-------- Data lines --------
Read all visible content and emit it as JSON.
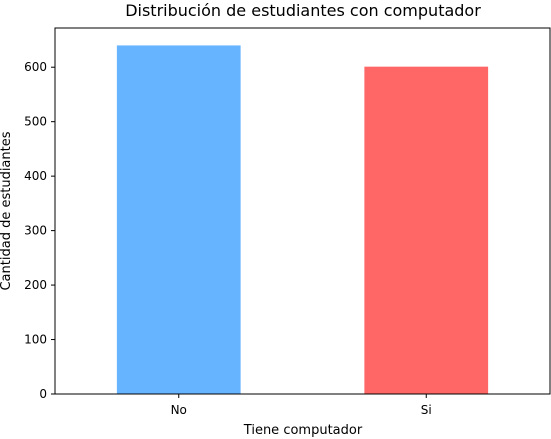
{
  "chart_data": {
    "type": "bar",
    "title": "Distribución de estudiantes con computador",
    "xlabel": "Tiene computador",
    "ylabel": "Cantidad de estudiantes",
    "categories": [
      "No",
      "Si"
    ],
    "values": [
      640,
      601
    ],
    "ylim": [
      0,
      672
    ],
    "yticks": [
      0,
      100,
      200,
      300,
      400,
      500,
      600
    ],
    "colors": [
      "#66b3ff",
      "#ff6666"
    ],
    "grid": false,
    "legend": false
  }
}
--------
> Your goal: Sift the material for lines with the string "computador". Copy each one found.

> Right answer:
    "title": "Distribución de estudiantes con computador",
    "xlabel": "Tiene computador",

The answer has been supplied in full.